Collected data
########################################

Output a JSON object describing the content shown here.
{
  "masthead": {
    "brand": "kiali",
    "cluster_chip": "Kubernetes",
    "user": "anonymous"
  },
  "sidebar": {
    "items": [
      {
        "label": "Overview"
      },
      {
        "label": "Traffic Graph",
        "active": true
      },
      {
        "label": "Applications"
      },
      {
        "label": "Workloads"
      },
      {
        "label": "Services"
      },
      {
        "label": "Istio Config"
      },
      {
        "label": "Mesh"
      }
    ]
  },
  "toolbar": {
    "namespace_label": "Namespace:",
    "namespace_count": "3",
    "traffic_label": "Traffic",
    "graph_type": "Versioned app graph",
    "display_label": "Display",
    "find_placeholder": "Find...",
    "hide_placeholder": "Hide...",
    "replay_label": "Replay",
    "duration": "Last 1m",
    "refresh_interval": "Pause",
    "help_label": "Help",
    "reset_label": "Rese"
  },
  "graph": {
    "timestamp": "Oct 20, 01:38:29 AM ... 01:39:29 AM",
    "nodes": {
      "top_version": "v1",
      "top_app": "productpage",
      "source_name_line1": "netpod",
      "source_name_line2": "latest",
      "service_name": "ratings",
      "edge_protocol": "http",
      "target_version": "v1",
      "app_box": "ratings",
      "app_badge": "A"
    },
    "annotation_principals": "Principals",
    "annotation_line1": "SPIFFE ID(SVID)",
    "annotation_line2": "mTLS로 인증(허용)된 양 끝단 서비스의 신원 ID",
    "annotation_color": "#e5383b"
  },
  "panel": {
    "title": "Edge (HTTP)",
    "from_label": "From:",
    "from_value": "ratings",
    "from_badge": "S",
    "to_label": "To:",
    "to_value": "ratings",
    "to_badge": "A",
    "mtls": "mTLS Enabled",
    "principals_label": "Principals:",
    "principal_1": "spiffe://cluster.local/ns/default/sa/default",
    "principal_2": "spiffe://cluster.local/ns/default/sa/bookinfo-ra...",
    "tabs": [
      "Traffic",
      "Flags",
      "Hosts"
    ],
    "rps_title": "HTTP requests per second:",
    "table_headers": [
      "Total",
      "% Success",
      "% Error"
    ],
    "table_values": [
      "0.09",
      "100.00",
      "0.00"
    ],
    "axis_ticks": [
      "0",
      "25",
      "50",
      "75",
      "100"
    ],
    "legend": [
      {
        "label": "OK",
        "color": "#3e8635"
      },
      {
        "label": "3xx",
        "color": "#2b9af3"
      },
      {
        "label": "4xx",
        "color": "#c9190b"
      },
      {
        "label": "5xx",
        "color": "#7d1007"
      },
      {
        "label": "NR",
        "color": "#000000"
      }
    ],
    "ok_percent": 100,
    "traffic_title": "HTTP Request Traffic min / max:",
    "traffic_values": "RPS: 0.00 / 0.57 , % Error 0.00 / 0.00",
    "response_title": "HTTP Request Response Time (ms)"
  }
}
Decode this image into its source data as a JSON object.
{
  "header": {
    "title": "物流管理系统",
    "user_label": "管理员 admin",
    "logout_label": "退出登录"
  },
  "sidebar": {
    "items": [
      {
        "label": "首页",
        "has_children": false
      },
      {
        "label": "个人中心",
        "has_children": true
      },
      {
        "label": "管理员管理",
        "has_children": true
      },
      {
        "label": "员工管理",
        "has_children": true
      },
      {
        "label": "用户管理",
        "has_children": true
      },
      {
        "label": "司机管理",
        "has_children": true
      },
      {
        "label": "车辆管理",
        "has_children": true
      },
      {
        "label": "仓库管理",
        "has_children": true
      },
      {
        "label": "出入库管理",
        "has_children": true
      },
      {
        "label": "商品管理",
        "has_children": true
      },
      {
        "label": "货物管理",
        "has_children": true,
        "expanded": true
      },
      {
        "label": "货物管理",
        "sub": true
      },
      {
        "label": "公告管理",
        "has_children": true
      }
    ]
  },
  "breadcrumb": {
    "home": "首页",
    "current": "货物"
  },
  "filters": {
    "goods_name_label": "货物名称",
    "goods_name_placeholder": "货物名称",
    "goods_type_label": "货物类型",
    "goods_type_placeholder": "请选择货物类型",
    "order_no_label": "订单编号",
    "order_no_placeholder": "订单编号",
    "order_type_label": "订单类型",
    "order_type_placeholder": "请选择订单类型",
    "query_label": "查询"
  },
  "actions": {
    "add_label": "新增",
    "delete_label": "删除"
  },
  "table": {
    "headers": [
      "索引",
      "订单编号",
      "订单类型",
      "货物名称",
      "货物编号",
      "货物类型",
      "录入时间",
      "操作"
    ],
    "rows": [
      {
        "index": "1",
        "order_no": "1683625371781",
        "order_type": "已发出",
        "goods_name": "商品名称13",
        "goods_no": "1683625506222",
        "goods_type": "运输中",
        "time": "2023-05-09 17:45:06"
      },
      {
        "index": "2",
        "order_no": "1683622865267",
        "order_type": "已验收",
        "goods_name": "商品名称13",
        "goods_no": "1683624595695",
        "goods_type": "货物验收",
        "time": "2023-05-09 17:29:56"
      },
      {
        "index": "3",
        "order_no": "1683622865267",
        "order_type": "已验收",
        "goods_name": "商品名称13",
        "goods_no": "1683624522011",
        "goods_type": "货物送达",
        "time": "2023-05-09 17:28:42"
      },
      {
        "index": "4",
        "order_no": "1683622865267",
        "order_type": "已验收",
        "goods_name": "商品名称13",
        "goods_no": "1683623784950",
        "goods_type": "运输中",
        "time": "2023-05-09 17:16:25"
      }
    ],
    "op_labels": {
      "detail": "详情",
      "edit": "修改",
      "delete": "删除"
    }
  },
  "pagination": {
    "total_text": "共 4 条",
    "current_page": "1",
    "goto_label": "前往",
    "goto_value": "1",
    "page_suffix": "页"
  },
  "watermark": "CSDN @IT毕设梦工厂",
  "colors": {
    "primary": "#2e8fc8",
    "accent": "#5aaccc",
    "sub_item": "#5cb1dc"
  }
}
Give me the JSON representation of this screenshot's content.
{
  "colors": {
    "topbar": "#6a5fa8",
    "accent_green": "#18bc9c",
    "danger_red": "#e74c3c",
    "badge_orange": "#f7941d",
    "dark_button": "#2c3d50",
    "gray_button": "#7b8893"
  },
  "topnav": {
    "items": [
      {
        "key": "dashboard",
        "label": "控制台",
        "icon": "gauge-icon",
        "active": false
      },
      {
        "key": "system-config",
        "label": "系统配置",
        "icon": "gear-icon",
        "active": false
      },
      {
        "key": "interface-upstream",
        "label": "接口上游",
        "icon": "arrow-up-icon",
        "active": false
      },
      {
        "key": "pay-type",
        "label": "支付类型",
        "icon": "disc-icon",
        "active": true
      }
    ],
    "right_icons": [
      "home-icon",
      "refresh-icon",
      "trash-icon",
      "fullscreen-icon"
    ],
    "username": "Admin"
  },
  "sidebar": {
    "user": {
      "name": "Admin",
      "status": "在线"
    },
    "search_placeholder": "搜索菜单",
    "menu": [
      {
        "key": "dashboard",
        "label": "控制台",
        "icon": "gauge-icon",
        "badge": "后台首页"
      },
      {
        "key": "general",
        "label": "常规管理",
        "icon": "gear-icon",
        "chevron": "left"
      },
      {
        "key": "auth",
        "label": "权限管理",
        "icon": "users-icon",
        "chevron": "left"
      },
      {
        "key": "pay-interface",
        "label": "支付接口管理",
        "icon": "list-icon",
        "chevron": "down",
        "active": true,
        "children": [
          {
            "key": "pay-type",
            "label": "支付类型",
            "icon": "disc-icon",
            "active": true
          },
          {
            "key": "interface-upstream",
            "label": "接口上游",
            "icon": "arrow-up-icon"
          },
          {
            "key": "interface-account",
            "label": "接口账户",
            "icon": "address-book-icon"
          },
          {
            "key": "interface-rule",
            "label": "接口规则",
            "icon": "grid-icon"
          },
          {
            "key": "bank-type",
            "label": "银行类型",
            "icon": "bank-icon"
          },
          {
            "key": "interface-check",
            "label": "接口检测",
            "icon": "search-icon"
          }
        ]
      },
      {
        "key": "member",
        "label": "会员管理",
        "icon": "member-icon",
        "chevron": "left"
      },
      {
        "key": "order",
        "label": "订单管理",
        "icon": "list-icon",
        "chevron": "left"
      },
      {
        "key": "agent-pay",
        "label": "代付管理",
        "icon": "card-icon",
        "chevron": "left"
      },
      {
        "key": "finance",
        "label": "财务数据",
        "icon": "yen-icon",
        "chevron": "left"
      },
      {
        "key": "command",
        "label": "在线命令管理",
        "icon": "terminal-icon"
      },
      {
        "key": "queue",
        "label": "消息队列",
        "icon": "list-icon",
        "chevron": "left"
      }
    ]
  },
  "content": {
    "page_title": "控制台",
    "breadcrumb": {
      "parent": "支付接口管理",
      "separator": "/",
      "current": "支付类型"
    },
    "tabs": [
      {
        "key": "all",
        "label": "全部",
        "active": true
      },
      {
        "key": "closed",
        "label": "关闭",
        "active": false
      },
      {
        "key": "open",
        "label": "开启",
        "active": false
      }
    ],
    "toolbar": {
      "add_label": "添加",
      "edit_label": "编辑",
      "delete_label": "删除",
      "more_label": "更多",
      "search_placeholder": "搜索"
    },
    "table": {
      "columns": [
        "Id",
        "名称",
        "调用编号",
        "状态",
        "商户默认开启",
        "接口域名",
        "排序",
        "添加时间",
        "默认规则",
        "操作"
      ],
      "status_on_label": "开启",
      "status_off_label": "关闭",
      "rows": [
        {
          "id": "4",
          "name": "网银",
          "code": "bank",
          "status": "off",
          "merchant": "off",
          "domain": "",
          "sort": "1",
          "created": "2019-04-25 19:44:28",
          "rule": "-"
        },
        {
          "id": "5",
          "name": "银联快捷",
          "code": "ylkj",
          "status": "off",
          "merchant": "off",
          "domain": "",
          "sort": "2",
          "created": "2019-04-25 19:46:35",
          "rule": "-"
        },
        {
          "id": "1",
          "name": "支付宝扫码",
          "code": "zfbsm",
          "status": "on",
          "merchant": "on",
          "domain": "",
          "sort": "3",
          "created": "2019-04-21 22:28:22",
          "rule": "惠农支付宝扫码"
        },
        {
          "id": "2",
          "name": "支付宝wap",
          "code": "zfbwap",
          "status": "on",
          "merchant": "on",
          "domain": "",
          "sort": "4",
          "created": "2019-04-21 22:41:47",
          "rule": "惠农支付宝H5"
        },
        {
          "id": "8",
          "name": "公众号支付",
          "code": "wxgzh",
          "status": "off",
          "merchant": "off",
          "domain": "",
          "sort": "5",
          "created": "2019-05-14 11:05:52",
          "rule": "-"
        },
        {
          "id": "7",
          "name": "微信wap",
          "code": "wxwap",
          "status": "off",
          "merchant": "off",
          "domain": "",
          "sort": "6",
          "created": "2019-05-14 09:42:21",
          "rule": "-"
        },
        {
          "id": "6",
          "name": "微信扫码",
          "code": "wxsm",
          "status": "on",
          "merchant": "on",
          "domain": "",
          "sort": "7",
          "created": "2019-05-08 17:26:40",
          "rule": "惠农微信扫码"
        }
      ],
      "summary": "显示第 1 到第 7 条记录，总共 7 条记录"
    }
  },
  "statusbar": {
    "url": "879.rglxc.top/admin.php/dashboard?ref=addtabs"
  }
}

########################################

> [AIM] Identify the lines that hold the word "interface". Copy every one of them.

> [RESULT FOR THIS EXERCISE]
        "key": "interface-upstream",
        "key": "pay-interface",
            "key": "interface-upstream",
            "key": "interface-account",
            "key": "interface-rule",
            "key": "interface-check",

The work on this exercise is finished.